> **Data listing**
= = = =

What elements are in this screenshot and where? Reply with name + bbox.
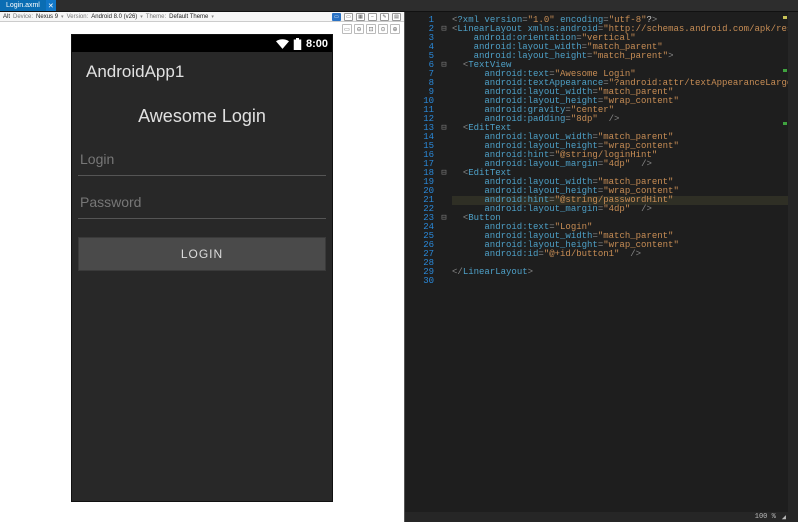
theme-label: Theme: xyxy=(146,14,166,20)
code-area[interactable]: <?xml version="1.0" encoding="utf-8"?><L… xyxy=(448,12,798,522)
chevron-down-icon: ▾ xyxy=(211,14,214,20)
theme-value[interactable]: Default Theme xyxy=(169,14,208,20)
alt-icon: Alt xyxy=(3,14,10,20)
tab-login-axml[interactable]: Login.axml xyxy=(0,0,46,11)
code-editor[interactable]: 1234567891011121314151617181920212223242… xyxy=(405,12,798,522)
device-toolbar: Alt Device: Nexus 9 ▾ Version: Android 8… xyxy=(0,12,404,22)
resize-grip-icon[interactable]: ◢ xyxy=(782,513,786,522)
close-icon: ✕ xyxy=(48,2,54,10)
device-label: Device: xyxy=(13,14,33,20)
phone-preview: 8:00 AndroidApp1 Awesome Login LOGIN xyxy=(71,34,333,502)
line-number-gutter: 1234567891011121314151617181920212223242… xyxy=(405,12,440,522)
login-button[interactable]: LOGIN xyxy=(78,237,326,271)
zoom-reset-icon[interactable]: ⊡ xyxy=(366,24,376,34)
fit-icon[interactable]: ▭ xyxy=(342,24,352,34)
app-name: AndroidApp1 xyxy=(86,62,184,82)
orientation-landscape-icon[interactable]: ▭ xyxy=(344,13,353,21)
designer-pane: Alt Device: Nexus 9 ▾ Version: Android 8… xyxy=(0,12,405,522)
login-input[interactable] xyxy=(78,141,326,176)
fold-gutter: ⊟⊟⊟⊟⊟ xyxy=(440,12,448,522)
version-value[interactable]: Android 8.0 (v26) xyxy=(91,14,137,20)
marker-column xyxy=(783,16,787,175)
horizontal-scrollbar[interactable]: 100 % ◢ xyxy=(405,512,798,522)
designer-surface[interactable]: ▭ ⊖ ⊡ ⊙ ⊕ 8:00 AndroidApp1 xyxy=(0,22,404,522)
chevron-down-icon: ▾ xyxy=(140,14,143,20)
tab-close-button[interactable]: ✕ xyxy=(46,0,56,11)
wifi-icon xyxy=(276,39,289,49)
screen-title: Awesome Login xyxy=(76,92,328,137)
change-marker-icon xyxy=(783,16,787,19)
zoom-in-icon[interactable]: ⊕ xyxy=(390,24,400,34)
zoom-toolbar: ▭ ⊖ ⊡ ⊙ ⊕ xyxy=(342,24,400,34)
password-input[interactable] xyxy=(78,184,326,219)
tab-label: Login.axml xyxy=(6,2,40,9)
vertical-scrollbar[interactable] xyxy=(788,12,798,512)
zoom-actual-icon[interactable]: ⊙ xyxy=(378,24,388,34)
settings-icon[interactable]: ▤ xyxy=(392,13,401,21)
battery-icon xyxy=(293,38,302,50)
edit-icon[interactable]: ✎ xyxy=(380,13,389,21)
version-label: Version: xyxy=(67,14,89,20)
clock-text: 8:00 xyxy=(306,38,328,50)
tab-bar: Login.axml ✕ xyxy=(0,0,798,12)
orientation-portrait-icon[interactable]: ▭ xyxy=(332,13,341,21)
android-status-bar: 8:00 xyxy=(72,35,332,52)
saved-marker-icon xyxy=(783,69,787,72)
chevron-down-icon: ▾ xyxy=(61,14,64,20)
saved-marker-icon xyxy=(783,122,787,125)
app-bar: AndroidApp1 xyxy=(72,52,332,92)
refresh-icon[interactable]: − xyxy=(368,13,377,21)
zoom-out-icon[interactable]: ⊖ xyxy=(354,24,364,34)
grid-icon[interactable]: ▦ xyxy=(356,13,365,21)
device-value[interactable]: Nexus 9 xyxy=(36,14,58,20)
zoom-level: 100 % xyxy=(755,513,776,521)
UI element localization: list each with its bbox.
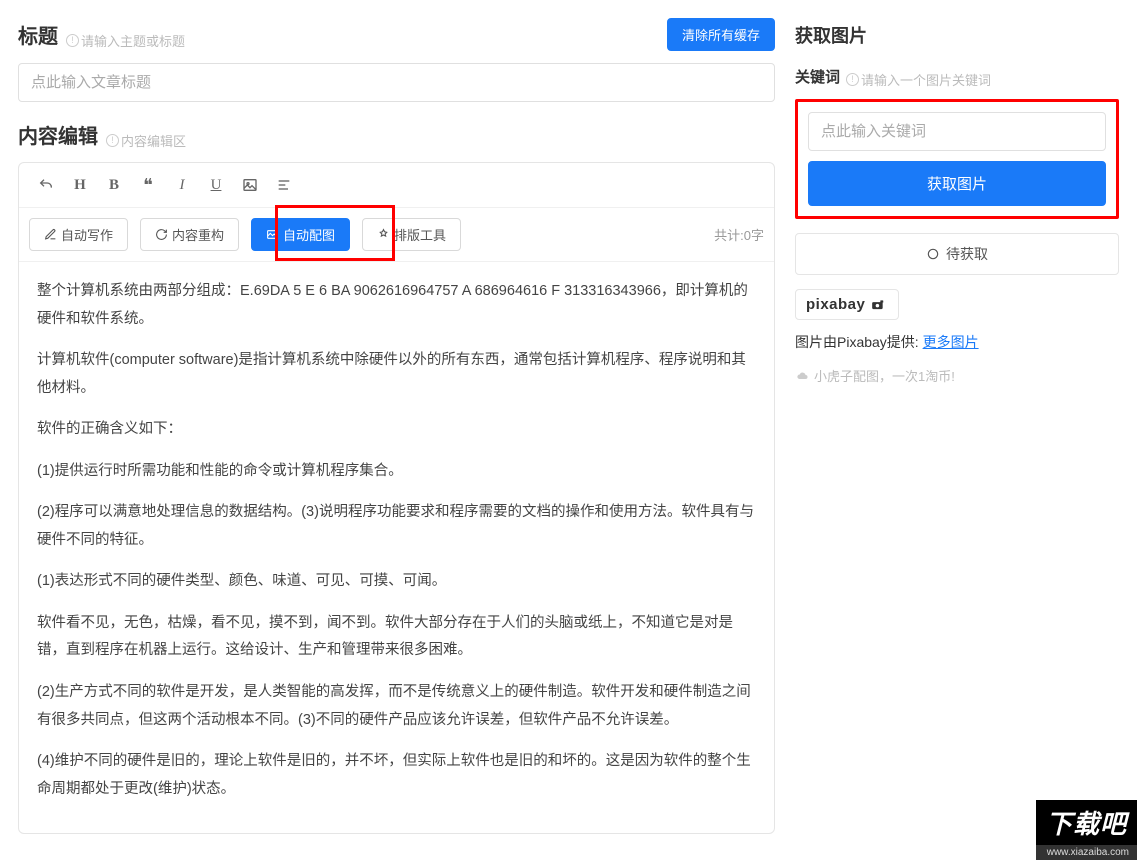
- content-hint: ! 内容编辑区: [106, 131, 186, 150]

= = = =

> **Problem statement**
Reproduce all of the lines above verbatim, omitting the pictures from your answer.

> **The result**
What elements are in this screenshot and where? Reply with name + bbox.
theme-label: Theme: xyxy=(146,14,166,20)
code-area[interactable]: <?xml version="1.0" encoding="utf-8"?><L… xyxy=(448,12,798,522)
chevron-down-icon: ▾ xyxy=(211,14,214,20)
theme-value[interactable]: Default Theme xyxy=(169,14,208,20)
alt-icon: Alt xyxy=(3,14,10,20)
tab-login-axml[interactable]: Login.axml xyxy=(0,0,46,11)
code-editor[interactable]: 1234567891011121314151617181920212223242… xyxy=(405,12,798,522)
device-toolbar: Alt Device: Nexus 9 ▾ Version: Android 8… xyxy=(0,12,404,22)
resize-grip-icon[interactable]: ◢ xyxy=(782,513,786,522)
close-icon: ✕ xyxy=(48,2,54,10)
device-label: Device: xyxy=(13,14,33,20)
phone-preview: 8:00 AndroidApp1 Awesome Login LOGIN xyxy=(71,34,333,502)
line-number-gutter: 1234567891011121314151617181920212223242… xyxy=(405,12,440,522)
login-button[interactable]: LOGIN xyxy=(78,237,326,271)
zoom-reset-icon[interactable]: ⊡ xyxy=(366,24,376,34)
fit-icon[interactable]: ▭ xyxy=(342,24,352,34)
app-name: AndroidApp1 xyxy=(86,62,184,82)
orientation-landscape-icon[interactable]: ▭ xyxy=(344,13,353,21)
designer-pane: Alt Device: Nexus 9 ▾ Version: Android 8… xyxy=(0,12,405,522)
login-input[interactable] xyxy=(78,141,326,176)
fold-gutter: ⊟⊟⊟⊟⊟ xyxy=(440,12,448,522)
version-value[interactable]: Android 8.0 (v26) xyxy=(91,14,137,20)
marker-column xyxy=(783,16,787,175)
horizontal-scrollbar[interactable]: 100 % ◢ xyxy=(405,512,798,522)
designer-surface[interactable]: ▭ ⊖ ⊡ ⊙ ⊕ 8:00 AndroidApp1 xyxy=(0,22,404,522)
chevron-down-icon: ▾ xyxy=(140,14,143,20)
tab-close-button[interactable]: ✕ xyxy=(46,0,56,11)
wifi-icon xyxy=(276,39,289,49)
screen-title: Awesome Login xyxy=(76,92,328,137)
change-marker-icon xyxy=(783,16,787,19)
zoom-in-icon[interactable]: ⊕ xyxy=(390,24,400,34)
zoom-toolbar: ▭ ⊖ ⊡ ⊙ ⊕ xyxy=(342,24,400,34)
password-input[interactable] xyxy=(78,184,326,219)
tab-label: Login.axml xyxy=(6,2,40,9)
vertical-scrollbar[interactable] xyxy=(788,12,798,512)
zoom-actual-icon[interactable]: ⊙ xyxy=(378,24,388,34)
settings-icon[interactable]: ▤ xyxy=(392,13,401,21)
battery-icon xyxy=(293,38,302,50)
edit-icon[interactable]: ✎ xyxy=(380,13,389,21)
version-label: Version: xyxy=(67,14,89,20)
clock-text: 8:00 xyxy=(306,38,328,50)
tab-bar: Login.axml ✕ xyxy=(0,0,798,12)
orientation-portrait-icon[interactable]: ▭ xyxy=(332,13,341,21)
android-status-bar: 8:00 xyxy=(72,35,332,52)
saved-marker-icon xyxy=(783,69,787,72)
chevron-down-icon: ▾ xyxy=(61,14,64,20)
saved-marker-icon xyxy=(783,122,787,125)
app-bar: AndroidApp1 xyxy=(72,52,332,92)
refresh-icon[interactable]: − xyxy=(368,13,377,21)
zoom-out-icon[interactable]: ⊖ xyxy=(354,24,364,34)
grid-icon[interactable]: ▦ xyxy=(356,13,365,21)
device-value[interactable]: Nexus 9 xyxy=(36,14,58,20)
zoom-level: 100 % xyxy=(755,513,776,521)
UI element localization: list each with its bbox.
- content-hint: ! 内容编辑区: [106, 131, 186, 150]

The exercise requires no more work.